BRANO:
- - -
Nel complesso, ogni piano di CoachingSviluppo Personale può essere più o meno “caricato” su una o più delle diverse aree.

Avremo quindi piani di Coaching più fisici, altri di tipo psicologico e motivazionale, altri più legati a costruire progetti, altri ancora legati a migliorare l’esecuzione dell’esistente, e via così.

Ciò che conta è che si sappia bene cosa si sta facendo, consapevoli del fatto che un Coaching totale non può prescindere da tutte le aree. Se si decide di focalizzare un Coaching solo su una area o su aree limitate, questa deve essere una scelta tattica consapevole e non un atteggiamento di miopia verso la vastità dei possibili piani di intervento.

Cambiare o migliorare un singolo gesto può immettere energia in tutto il sistema. Cambiare o migliorare un singolo pensiero o credenza può immettere equilibrio. Nessuno sforzo di miglioramento è mai vano.
- - -
VOCI ESTRATTE:
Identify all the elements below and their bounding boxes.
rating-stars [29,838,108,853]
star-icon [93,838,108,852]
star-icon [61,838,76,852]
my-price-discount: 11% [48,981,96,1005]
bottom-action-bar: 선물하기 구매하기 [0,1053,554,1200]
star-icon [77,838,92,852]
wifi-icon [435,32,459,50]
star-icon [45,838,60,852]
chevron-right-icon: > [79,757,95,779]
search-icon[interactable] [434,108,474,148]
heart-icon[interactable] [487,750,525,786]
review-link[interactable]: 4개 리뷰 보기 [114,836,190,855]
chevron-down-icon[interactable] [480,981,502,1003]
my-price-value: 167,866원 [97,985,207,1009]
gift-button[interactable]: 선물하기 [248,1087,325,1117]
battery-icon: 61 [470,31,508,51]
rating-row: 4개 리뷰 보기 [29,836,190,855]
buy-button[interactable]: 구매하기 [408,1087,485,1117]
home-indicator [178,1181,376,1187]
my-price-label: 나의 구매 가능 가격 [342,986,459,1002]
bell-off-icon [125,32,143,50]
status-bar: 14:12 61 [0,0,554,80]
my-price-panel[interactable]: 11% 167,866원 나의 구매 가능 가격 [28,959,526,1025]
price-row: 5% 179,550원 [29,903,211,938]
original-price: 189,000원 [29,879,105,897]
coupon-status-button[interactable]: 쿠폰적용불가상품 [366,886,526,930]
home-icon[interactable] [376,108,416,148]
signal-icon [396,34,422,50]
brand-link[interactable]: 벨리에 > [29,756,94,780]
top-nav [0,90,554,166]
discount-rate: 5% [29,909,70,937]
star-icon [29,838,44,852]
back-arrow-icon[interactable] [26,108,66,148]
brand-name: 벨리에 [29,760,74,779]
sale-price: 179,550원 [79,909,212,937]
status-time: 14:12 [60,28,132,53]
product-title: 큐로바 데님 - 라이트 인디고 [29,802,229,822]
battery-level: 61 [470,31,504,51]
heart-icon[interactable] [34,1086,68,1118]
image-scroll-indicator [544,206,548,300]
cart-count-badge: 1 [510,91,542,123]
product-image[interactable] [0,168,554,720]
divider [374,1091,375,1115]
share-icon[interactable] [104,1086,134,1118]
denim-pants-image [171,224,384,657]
- - -
COSA FARAI:
1) Secondo il brano sul coaching, che cosa può immettere il cambiamento o il miglioramento di un singolo pensiero o credenza?
2) Ricopia fedelmente la parte del brano sul coaching che si apre con le parole "Avremo quindi piani" e si chiude con "è mai vano.".

SOLUZIONI PER ATTIVITÀ:
1) Equilibrio.

2)
Avremo quindi piani di Coaching più fisici, altri di tipo psicologico e motivazionale, altri più legati a costruire progetti, altri ancora legati a migliorare l’esecuzione dell’esistente, e via così.

Ciò che conta è che si sappia bene cosa si sta facendo, consapevoli del fatto che un Coaching totale non può prescindere da tutte le aree. Se si decide di focalizzare un Coaching solo su una area o su aree limitate, questa deve essere una scelta tattica consapevole e non un atteggiamento di miopia verso la vastità dei possibili piani di intervento.

Cambiare o migliorare un singolo gesto può immettere energia in tutto il sistema. Cambiare o migliorare un singolo pensiero o credenza può immettere equilibrio. Nessuno sforzo di miglioramento è mai vano.